### Job
Find each line with "AIへの指示を入力してください" and copy it.

━━━ Data listing ━━━

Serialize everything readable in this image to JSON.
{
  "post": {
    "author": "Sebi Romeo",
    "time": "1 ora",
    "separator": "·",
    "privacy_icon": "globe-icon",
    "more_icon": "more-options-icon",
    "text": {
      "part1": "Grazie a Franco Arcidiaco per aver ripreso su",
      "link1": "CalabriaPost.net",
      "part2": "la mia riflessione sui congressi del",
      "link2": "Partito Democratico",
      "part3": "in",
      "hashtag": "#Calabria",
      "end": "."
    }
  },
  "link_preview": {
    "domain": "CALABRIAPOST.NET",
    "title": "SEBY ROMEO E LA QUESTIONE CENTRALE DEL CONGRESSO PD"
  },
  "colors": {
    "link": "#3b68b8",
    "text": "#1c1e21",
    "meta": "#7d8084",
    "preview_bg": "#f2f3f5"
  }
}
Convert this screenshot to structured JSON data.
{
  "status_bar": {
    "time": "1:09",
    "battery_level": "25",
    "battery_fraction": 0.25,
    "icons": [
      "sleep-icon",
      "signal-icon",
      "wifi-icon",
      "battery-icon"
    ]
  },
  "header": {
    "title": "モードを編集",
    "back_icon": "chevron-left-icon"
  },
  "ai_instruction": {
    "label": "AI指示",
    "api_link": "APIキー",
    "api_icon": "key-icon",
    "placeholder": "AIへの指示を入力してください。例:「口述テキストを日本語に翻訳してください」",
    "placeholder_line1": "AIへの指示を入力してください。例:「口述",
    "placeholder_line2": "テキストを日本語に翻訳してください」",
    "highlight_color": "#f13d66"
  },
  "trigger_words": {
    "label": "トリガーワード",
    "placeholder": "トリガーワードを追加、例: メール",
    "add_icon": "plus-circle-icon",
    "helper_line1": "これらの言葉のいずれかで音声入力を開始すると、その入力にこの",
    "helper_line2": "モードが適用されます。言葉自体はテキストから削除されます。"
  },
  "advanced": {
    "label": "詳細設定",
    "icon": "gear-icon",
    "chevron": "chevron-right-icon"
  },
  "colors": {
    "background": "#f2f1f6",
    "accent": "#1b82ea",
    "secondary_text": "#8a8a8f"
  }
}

━━━
━━━ Data listing ━━━

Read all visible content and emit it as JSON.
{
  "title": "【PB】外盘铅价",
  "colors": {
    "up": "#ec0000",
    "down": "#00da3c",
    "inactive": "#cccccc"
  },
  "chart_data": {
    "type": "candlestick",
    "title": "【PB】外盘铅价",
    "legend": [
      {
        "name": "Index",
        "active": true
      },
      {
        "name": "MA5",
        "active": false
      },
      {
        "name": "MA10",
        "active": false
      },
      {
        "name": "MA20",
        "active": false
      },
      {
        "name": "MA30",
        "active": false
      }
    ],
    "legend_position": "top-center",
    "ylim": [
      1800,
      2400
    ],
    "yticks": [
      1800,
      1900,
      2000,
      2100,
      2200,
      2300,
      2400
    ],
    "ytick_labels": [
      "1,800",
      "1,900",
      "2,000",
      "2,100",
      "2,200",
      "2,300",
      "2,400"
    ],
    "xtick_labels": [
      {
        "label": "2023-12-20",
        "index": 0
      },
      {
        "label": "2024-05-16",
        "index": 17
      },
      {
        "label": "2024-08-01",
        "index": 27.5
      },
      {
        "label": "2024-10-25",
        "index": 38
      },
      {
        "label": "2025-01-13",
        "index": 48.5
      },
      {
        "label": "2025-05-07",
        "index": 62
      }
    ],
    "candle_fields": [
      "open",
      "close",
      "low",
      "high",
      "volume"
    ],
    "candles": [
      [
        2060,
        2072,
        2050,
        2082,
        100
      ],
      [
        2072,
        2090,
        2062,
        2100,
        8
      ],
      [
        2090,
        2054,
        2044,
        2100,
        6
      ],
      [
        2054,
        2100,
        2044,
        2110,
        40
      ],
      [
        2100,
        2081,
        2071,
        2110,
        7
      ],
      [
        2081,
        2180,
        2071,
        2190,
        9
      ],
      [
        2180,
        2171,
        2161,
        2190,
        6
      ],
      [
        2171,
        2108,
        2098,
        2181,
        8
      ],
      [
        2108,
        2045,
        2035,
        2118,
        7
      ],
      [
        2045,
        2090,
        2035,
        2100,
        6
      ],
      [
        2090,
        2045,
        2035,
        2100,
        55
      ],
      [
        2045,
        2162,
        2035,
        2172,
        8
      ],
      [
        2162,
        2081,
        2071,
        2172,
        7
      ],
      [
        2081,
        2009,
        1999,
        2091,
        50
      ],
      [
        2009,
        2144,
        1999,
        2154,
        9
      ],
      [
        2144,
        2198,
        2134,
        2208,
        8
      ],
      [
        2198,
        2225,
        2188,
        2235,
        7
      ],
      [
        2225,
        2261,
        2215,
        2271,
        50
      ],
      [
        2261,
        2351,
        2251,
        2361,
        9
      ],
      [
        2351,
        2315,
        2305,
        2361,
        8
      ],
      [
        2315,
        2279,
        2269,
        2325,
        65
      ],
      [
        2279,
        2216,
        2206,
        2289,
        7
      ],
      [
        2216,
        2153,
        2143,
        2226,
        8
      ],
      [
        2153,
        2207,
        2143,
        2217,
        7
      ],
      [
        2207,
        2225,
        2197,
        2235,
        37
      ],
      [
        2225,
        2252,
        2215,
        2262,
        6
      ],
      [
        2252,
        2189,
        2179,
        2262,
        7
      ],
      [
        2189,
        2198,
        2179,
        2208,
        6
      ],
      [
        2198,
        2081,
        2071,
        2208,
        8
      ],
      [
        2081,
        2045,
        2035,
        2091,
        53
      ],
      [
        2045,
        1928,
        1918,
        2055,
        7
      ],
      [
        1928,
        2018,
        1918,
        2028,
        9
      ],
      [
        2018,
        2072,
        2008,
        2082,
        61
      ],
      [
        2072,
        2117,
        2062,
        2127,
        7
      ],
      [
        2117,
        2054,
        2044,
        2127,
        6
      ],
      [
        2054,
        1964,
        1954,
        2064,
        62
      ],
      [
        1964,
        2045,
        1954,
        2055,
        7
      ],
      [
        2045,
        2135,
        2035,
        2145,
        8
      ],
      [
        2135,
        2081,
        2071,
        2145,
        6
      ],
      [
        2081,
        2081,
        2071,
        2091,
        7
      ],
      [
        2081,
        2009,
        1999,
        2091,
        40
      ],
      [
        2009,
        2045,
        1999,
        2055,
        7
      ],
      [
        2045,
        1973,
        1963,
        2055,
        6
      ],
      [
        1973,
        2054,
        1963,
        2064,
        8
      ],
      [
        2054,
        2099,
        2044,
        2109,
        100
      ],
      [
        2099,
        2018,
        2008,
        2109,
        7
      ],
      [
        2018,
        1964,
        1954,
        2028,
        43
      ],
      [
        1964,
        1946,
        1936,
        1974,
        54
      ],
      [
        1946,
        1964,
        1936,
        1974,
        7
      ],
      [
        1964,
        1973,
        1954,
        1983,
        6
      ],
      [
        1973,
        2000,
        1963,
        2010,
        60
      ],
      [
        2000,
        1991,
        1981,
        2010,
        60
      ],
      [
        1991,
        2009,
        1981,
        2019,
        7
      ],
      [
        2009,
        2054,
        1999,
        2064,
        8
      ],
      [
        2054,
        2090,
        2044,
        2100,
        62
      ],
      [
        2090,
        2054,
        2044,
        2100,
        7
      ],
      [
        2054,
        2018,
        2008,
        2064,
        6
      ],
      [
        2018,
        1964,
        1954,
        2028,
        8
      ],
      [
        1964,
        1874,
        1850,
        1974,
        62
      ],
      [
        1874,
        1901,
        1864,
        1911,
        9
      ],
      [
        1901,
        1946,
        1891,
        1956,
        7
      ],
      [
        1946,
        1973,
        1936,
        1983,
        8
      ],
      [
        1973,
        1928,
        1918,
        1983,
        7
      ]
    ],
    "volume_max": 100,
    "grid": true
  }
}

━━━

### Solved problem
    "placeholder": "AIへの指示を入力してください。例:「口述テキストを日本語に翻訳してください」",
    "placeholder_line1": "AIへの指示を入力してください。例:「口述",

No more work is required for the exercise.